Extrait du texte:
• • •
La pension du futur système serait calculée par le produit de la somme des points et de la valeur de service. Un mécanisme de bonus/malus fondé sur l’âge d’équilibre serait appliqué sur ce calcul (art 10 du PJL) ;
Ce "système universel de retraite [est] financé par une cotisation sociale assise sur les revenus d’activité" (art 13 du PJL). Des dispositions spécifiques sont prévues pour les salariés ou assimilés, contractuels du service public (art 15 du PJL), les artistes du spectacle, mannequins, journalistes et professions médicales exerçant à temps partiel pour le compte de plusieurs employeurs (art 16 du PJL), les fonctionnaires et salariés bénéficiant actuellement de régimes spéciaux (art 17 à 19 du PJL) et pour les travailleurs non-salariés (art 20 à 22 du PJL).
Le projet de loi initial prévoit que le système universel de retraite entrera en vigueur dès 2022 pour la génération 2004, et à partir de 2025 pour la génération 1975 (art 63 du PJL).
• • •
Documents fournis:
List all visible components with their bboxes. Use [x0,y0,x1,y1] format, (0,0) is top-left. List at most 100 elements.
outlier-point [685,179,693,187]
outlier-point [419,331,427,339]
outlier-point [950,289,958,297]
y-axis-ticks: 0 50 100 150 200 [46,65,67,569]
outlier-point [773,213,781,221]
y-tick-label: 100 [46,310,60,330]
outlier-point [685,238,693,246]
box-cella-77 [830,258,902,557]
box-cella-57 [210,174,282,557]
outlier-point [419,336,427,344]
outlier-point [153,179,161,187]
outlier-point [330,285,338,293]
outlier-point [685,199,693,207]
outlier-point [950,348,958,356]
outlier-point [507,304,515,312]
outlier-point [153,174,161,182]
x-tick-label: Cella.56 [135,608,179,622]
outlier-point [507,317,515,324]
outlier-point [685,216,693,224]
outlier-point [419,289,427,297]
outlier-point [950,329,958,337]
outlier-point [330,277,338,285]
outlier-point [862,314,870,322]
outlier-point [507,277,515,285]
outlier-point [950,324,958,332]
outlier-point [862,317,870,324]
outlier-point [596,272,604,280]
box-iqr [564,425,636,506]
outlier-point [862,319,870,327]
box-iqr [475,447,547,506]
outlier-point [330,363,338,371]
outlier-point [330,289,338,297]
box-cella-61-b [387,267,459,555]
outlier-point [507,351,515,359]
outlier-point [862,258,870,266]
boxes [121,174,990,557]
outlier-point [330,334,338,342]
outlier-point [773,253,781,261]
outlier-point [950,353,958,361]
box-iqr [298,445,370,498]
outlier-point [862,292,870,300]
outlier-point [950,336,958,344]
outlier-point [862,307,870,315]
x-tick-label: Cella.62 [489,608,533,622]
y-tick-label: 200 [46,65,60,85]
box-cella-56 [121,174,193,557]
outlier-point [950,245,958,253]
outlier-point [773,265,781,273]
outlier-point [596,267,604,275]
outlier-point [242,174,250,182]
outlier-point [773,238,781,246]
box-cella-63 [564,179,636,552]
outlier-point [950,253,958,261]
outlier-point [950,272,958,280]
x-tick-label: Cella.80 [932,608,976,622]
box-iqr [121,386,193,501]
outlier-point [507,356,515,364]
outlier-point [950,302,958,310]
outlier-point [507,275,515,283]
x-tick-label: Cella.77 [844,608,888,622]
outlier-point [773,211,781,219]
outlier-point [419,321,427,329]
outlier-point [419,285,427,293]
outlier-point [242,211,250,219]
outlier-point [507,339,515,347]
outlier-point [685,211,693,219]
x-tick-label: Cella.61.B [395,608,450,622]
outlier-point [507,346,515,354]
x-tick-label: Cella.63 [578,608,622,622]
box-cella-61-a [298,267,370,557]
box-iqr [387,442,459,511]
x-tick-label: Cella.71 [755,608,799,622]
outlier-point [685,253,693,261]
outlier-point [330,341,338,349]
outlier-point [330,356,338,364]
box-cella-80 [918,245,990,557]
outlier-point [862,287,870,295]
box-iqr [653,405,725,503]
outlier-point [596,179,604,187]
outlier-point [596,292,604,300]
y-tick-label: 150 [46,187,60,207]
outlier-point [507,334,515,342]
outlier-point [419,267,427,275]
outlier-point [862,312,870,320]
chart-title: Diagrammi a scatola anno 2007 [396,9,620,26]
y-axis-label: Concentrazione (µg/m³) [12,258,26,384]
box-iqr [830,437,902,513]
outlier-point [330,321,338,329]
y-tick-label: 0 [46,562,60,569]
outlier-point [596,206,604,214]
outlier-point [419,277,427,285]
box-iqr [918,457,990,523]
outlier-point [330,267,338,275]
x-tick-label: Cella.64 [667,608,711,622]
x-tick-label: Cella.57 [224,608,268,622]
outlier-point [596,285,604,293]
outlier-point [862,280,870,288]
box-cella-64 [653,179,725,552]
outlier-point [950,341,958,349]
• • •
Consigne:
Relevez tous les renvois à des articles du PJL que contient l'extrait sur le système universel de retraite, dans leur ordre d'apparition.

Résultat:
art 10 ; art 13 ; art 15 ; art 16 ; art 17 à 19 ; art 20 à 22 ; art 63